▶ GIVEN DATA:
_ _ _ _ _ _ _
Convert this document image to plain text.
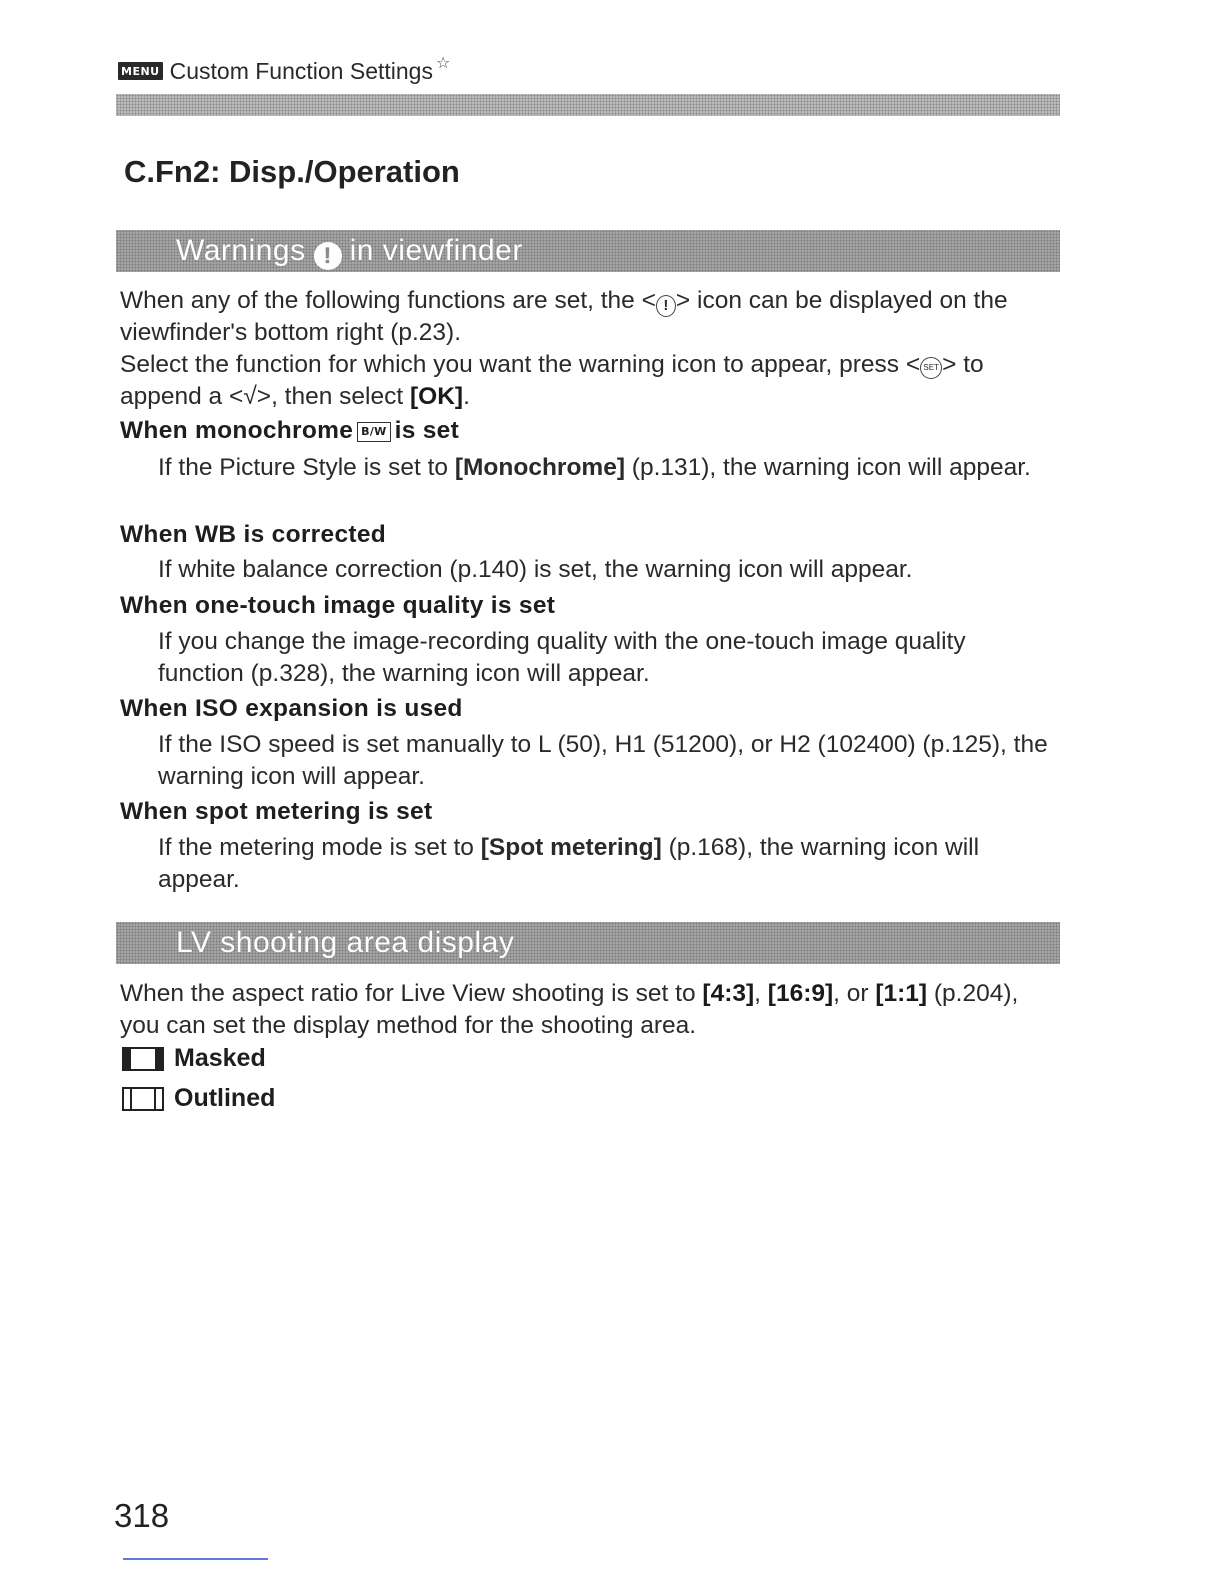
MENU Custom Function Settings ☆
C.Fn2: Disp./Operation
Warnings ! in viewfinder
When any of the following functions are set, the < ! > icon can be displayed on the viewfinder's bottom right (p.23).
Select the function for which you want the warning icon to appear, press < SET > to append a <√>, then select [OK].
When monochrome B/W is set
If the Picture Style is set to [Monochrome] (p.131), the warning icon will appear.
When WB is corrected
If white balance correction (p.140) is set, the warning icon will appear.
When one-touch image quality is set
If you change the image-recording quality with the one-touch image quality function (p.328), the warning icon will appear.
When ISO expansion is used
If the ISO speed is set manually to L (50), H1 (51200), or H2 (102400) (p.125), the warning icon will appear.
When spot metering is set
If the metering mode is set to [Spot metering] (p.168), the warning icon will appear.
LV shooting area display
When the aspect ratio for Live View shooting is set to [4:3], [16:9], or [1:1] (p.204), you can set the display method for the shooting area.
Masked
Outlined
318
_ _ _ _ _ _ _
▶ JOB: Return each line of the listing that holds the string "shooting".

▶ ANSWER TO THE TASK:
LV shooting area display
When the aspect ratio for Live View shooting is set to [4:3], [16:9], or [1:1] (p.204), you can set the display method for the shooting area.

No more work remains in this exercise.